- Saved entries -
___

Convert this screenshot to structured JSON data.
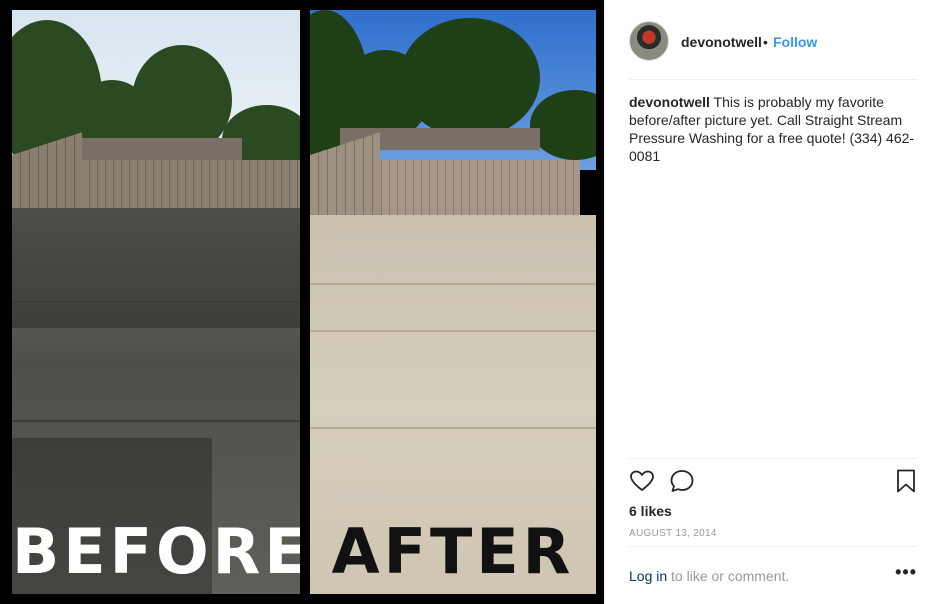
{
  "photo": {
    "left_label": "BEFORE",
    "right_label": "AFTER"
  },
  "post": {
    "username": "devonotwell",
    "separator": "•",
    "follow_label": "Follow",
    "caption_user": "devonotwell",
    "caption_text": "This is probably my favorite before/after picture yet. Call Straight Stream Pressure Washing for a free quote! (334) 462-0081",
    "likes": "6 likes",
    "date": "AUGUST 13, 2014",
    "login_link": "Log in",
    "login_suffix": " to like or comment.",
    "more_label": "•••"
  },
  "icons": {
    "like": "heart-icon",
    "comment": "comment-icon",
    "save": "bookmark-icon",
    "more": "more-options-icon"
  },
  "colors": {
    "link_blue": "#3897f0",
    "login_blue": "#003569",
    "text": "#262626",
    "muted": "#999999"
  }
}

___

- Task statement -
From the listing above, copy all lines holding the word "devonotwell".

- Solution -
    "username": "devonotwell",
    "caption_user": "devonotwell",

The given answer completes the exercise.